- PROMPT -
Reproduce only this part of the listing: the line with "Extract all readable text from this page.", plus every line after it through the last.

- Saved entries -
....

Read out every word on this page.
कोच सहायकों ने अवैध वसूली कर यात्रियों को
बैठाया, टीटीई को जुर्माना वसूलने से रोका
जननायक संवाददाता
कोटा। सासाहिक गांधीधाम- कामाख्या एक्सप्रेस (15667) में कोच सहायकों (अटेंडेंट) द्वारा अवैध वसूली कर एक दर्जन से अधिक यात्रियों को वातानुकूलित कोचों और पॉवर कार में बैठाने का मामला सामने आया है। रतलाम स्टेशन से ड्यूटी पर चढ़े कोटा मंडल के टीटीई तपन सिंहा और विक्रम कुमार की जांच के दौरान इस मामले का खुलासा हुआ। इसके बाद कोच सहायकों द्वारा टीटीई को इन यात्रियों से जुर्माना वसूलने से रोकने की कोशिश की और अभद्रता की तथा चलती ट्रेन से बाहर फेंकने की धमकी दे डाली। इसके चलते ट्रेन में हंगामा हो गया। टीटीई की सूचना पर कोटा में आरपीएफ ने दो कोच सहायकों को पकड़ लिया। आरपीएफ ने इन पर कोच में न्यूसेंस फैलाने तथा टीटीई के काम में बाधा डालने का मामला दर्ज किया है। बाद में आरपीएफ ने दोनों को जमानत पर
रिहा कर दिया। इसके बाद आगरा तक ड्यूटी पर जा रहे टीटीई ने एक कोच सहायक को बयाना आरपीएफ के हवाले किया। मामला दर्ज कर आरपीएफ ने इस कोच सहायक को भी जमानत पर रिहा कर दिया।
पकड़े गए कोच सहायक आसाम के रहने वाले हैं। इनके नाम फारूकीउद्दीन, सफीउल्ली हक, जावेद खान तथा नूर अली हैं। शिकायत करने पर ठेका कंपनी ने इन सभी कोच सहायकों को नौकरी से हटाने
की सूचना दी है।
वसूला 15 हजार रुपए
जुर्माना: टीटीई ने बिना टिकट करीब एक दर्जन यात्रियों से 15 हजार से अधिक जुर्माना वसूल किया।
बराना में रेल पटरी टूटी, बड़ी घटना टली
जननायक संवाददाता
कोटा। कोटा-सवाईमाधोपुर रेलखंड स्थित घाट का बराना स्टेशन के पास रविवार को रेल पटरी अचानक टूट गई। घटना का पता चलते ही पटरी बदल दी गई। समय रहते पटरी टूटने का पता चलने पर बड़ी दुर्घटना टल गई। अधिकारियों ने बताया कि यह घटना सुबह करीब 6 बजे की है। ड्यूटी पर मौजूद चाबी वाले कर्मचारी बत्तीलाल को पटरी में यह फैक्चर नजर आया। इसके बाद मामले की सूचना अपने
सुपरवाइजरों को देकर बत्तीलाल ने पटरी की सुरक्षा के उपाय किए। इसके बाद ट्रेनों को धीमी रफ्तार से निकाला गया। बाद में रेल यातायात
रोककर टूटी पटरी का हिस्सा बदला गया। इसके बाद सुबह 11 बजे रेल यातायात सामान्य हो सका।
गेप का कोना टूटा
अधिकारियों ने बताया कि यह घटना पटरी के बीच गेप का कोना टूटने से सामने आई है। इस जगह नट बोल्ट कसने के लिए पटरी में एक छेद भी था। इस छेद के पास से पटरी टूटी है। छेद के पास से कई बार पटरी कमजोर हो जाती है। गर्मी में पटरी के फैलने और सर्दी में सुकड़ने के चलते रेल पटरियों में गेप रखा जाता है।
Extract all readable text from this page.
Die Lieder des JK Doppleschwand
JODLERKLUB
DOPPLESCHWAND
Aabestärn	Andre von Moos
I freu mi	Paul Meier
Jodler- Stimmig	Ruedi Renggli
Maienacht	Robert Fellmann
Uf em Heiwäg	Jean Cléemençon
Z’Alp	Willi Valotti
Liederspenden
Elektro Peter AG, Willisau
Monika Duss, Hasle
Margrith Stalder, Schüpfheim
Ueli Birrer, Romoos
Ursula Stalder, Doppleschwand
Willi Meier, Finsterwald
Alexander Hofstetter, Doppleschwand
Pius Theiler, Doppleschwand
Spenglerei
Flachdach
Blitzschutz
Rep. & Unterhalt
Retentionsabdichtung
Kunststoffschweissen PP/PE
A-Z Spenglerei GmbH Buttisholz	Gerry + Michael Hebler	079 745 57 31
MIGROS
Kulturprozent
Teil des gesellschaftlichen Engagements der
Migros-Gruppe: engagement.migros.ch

....

- FULL SOLUTION -
Extract all readable text from this page.
Die Lieder des JK Doppleschwand
JODLERKLUB
DOPPLESCHWAND
Aabestärn	Andre von Moos
I freu mi	Paul Meier
Jodler- Stimmig	Ruedi Renggli
Maienacht	Robert Fellmann
Uf em Heiwäg	Jean Cléemençon
Z’Alp	Willi Valotti
Liederspenden
Elektro Peter AG, Willisau
Monika Duss, Hasle
Margrith Stalder, Schüpfheim
Ueli Birrer, Romoos
Ursula Stalder, Doppleschwand
Willi Meier, Finsterwald
Alexander Hofstetter, Doppleschwand
Pius Theiler, Doppleschwand
Spenglerei
Flachdach
Blitzschutz
Rep. & Unterhalt
Retentionsabdichtung
Kunststoffschweissen PP/PE
A-Z Spenglerei GmbH Buttisholz	Gerry + Michael Hebler	079 745 57 31
MIGROS
Kulturprozent
Teil des gesellschaftlichen Engagements der
Migros-Gruppe: engagement.migros.ch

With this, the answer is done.